__ABOUT THIS TASK__:
From the entries below, copy every line that holds the word "February".

__LISTED RECORDS__:
*-*-*

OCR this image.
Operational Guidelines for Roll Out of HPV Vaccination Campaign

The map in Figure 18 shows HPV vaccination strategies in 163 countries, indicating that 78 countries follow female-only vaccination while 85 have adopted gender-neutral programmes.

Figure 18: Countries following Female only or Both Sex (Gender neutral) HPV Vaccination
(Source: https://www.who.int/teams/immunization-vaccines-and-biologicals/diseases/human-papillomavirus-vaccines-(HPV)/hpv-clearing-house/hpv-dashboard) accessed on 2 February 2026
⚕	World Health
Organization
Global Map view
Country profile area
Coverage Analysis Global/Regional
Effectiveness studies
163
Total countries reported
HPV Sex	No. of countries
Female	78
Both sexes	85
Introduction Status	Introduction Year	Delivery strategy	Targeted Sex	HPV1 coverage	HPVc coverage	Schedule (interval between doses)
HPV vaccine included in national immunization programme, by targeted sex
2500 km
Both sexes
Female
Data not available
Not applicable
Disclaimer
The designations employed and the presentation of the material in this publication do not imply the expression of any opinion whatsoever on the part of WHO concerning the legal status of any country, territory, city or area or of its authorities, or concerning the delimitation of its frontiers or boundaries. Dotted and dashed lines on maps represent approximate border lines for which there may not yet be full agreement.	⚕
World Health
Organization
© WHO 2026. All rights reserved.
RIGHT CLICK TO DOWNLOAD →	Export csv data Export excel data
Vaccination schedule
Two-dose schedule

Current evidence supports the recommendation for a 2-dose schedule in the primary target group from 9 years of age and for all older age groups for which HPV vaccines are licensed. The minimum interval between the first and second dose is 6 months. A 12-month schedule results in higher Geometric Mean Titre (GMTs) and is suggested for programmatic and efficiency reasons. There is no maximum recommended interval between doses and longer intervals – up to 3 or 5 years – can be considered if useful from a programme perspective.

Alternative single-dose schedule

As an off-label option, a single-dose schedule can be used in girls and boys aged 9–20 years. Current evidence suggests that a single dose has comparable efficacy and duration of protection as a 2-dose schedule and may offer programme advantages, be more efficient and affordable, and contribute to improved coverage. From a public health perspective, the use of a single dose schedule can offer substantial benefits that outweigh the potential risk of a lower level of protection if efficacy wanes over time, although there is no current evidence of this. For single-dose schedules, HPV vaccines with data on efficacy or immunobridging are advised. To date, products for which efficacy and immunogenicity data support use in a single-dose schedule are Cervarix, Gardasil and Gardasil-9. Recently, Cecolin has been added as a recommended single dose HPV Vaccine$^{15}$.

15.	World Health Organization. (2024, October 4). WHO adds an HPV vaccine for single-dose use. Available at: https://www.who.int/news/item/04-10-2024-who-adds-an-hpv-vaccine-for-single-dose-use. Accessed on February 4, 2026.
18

*-*-*

__TASK SOLUTION__:
(Source: https://www.who.int/teams/immunization-vaccines-and-biologicals/diseases/human-papillomavirus-vaccines-(HPV)/hpv-clearing-house/hpv-dashboard) accessed on 2 February 2026
15.	World Health Organization. (2024, October 4). WHO adds an HPV vaccine for single-dose use. Available at: https://www.who.int/news/item/04-10-2024-who-adds-an-hpv-vaccine-for-single-dose-use. Accessed on February 4, 2026.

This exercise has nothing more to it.